Copy the records below exactly as they appear.
========
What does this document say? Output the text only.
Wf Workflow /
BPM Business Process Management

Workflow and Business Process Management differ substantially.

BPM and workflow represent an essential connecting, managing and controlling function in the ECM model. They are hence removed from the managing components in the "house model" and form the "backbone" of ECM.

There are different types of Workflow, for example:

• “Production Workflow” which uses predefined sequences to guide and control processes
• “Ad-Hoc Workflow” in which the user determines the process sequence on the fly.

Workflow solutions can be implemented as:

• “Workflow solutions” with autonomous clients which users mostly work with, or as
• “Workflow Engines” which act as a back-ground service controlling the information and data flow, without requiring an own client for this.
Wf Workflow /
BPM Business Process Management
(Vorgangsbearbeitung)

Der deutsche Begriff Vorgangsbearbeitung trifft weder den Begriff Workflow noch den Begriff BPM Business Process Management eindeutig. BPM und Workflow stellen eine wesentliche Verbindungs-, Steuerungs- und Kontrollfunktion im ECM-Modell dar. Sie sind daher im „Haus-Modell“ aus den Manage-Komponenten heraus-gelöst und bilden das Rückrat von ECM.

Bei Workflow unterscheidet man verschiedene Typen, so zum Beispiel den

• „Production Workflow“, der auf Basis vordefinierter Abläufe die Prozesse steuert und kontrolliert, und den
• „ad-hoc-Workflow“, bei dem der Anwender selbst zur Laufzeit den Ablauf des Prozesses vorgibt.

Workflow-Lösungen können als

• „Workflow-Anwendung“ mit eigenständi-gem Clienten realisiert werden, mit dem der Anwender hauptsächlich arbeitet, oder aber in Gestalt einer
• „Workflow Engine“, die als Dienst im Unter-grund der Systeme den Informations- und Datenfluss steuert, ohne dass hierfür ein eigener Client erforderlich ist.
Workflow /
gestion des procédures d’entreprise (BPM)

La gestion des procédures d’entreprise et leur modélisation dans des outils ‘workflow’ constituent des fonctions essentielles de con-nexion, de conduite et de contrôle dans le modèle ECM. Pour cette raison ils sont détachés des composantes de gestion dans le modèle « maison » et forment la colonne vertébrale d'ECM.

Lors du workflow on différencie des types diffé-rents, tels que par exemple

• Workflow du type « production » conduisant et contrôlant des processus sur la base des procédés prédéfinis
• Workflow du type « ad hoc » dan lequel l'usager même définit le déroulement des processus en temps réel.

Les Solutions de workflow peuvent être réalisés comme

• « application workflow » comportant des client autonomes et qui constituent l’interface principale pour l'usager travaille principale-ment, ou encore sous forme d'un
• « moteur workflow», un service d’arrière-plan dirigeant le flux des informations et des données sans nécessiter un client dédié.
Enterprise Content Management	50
========
## RESPONSE FOR THIS EXERCISE
What does this document say? Output the text only.
Wf Workflow /
BPM Business Process Management

Workflow and Business Process Management differ substantially.

BPM and workflow represent an essential connecting, managing and controlling function in the ECM model. They are hence removed from the managing components in the "house model" and form the "backbone" of ECM.

There are different types of Workflow, for example:

• “Production Workflow” which uses predefined sequences to guide and control processes
• “Ad-Hoc Workflow” in which the user determines the process sequence on the fly.

Workflow solutions can be implemented as:

• “Workflow solutions” with autonomous clients which users mostly work with, or as
• “Workflow Engines” which act as a back-ground service controlling the information and data flow, without requiring an own client for this.
Wf Workflow /
BPM Business Process Management
(Vorgangsbearbeitung)

Der deutsche Begriff Vorgangsbearbeitung trifft weder den Begriff Workflow noch den Begriff BPM Business Process Management eindeutig. BPM und Workflow stellen eine wesentliche Verbindungs-, Steuerungs- und Kontrollfunktion im ECM-Modell dar. Sie sind daher im „Haus-Modell“ aus den Manage-Komponenten heraus-gelöst und bilden das Rückrat von ECM.

Bei Workflow unterscheidet man verschiedene Typen, so zum Beispiel den

• „Production Workflow“, der auf Basis vordefinierter Abläufe die Prozesse steuert und kontrolliert, und den
• „ad-hoc-Workflow“, bei dem der Anwender selbst zur Laufzeit den Ablauf des Prozesses vorgibt.

Workflow-Lösungen können als

• „Workflow-Anwendung“ mit eigenständi-gem Clienten realisiert werden, mit dem der Anwender hauptsächlich arbeitet, oder aber in Gestalt einer
• „Workflow Engine“, die als Dienst im Unter-grund der Systeme den Informations- und Datenfluss steuert, ohne dass hierfür ein eigener Client erforderlich ist.
Workflow /
gestion des procédures d’entreprise (BPM)

La gestion des procédures d’entreprise et leur modélisation dans des outils ‘workflow’ constituent des fonctions essentielles de con-nexion, de conduite et de contrôle dans le modèle ECM. Pour cette raison ils sont détachés des composantes de gestion dans le modèle « maison » et forment la colonne vertébrale d'ECM.

Lors du workflow on différencie des types diffé-rents, tels que par exemple

• Workflow du type « production » conduisant et contrôlant des processus sur la base des procédés prédéfinis
• Workflow du type « ad hoc » dan lequel l'usager même définit le déroulement des processus en temps réel.

Les Solutions de workflow peuvent être réalisés comme

• « application workflow » comportant des client autonomes et qui constituent l’interface principale pour l'usager travaille principale-ment, ou encore sous forme d'un
• « moteur workflow», un service d’arrière-plan dirigeant le flux des informations et des données sans nécessiter un client dédié.
Enterprise Content Management	50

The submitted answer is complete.